▸ The exercise: Omit any picture, and return the remaining data exactly as written.

***** Stored rows

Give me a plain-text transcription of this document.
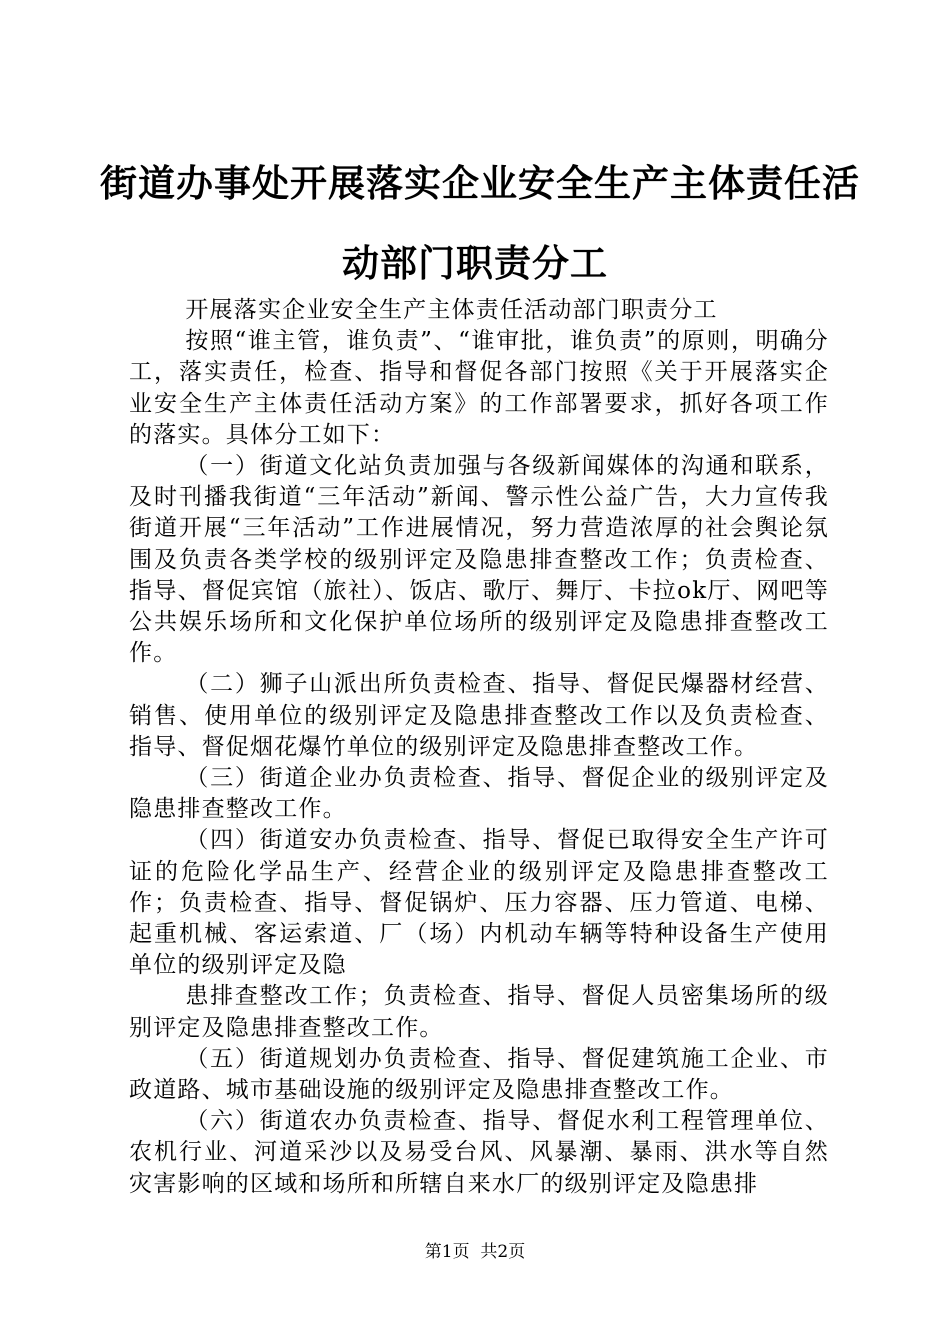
街道办事处开展落实企业安全生产主体责任活
动部门职责分工

开展落实企业安全生产主体责任活动部门职责分工

按照“谁主管，谁负责”、“谁审批，谁负责”的原则，明确分工，落实责任，检查、指导和督促各部门按照《关于开展落实企业安全生产主体责任活动方案》的工作部署要求，抓好各项工作的落实。具体分工如下：

（一）街道文化站负责加强与各级新闻媒体的沟通和联系，及时刊播我街道“三年活动”新闻、警示性公益广告，大力宣传我街道开展“三年活动”工作进展情况，努力营造浓厚的社会舆论氛围及负责各类学校的级别评定及隐患排查整改工作；负责检查、指导、督促宾馆（旅社）、饭店、歌厅、舞厅、卡拉ok厅、网吧等公共娱乐场所和文化保护单位场所的级别评定及隐患排查整改工作。

（二）狮子山派出所负责检查、指导、督促民爆器材经营、销售、使用单位的级别评定及隐患排查整改工作以及负责检查、指导、督促烟花爆竹单位的级别评定及隐患排查整改工作。

（三）街道企业办负责检查、指导、督促企业的级别评定及隐患排查整改工作。

（四）街道安办负责检查、指导、督促已取得安全生产许可证的危险化学品生产、经营企业的级别评定及隐患排查整改工作；负责检查、指导、督促锅炉、压力容器、压力管道、电梯、起重机械、客运索道、厂（场）内机动车辆等特种设备生产使用单位的级别评定及隐

患排查整改工作；负责检查、指导、督促人员密集场所的级别评定及隐患排查整改工作。

（五）街道规划办负责检查、指导、督促建筑施工企业、市政道路、城市基础设施的级别评定及隐患排查整改工作。

（六）街道农办负责检查、指导、督促水利工程管理单位、农机行业、河道采沙以及易受台风、风暴潮、暴雨、洪水等自然灾害影响的区域和场所和所辖自来水厂的级别评定及隐患排

第1页  共2页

**********

▸ The response:
Give me a plain-text transcription of this document.
街道办事处开展落实企业安全生产主体责任活
动部门职责分工

开展落实企业安全生产主体责任活动部门职责分工

按照“谁主管，谁负责”、“谁审批，谁负责”的原则，明确分工，落实责任，检查、指导和督促各部门按照《关于开展落实企业安全生产主体责任活动方案》的工作部署要求，抓好各项工作的落实。具体分工如下：

（一）街道文化站负责加强与各级新闻媒体的沟通和联系，及时刊播我街道“三年活动”新闻、警示性公益广告，大力宣传我街道开展“三年活动”工作进展情况，努力营造浓厚的社会舆论氛围及负责各类学校的级别评定及隐患排查整改工作；负责检查、指导、督促宾馆（旅社）、饭店、歌厅、舞厅、卡拉ok厅、网吧等公共娱乐场所和文化保护单位场所的级别评定及隐患排查整改工作。

（二）狮子山派出所负责检查、指导、督促民爆器材经营、销售、使用单位的级别评定及隐患排查整改工作以及负责检查、指导、督促烟花爆竹单位的级别评定及隐患排查整改工作。

（三）街道企业办负责检查、指导、督促企业的级别评定及隐患排查整改工作。

（四）街道安办负责检查、指导、督促已取得安全生产许可证的危险化学品生产、经营企业的级别评定及隐患排查整改工作；负责检查、指导、督促锅炉、压力容器、压力管道、电梯、起重机械、客运索道、厂（场）内机动车辆等特种设备生产使用单位的级别评定及隐

患排查整改工作；负责检查、指导、督促人员密集场所的级别评定及隐患排查整改工作。

（五）街道规划办负责检查、指导、督促建筑施工企业、市政道路、城市基础设施的级别评定及隐患排查整改工作。

（六）街道农办负责检查、指导、督促水利工程管理单位、农机行业、河道采沙以及易受台风、风暴潮、暴雨、洪水等自然灾害影响的区域和场所和所辖自来水厂的级别评定及隐患排

第1页  共2页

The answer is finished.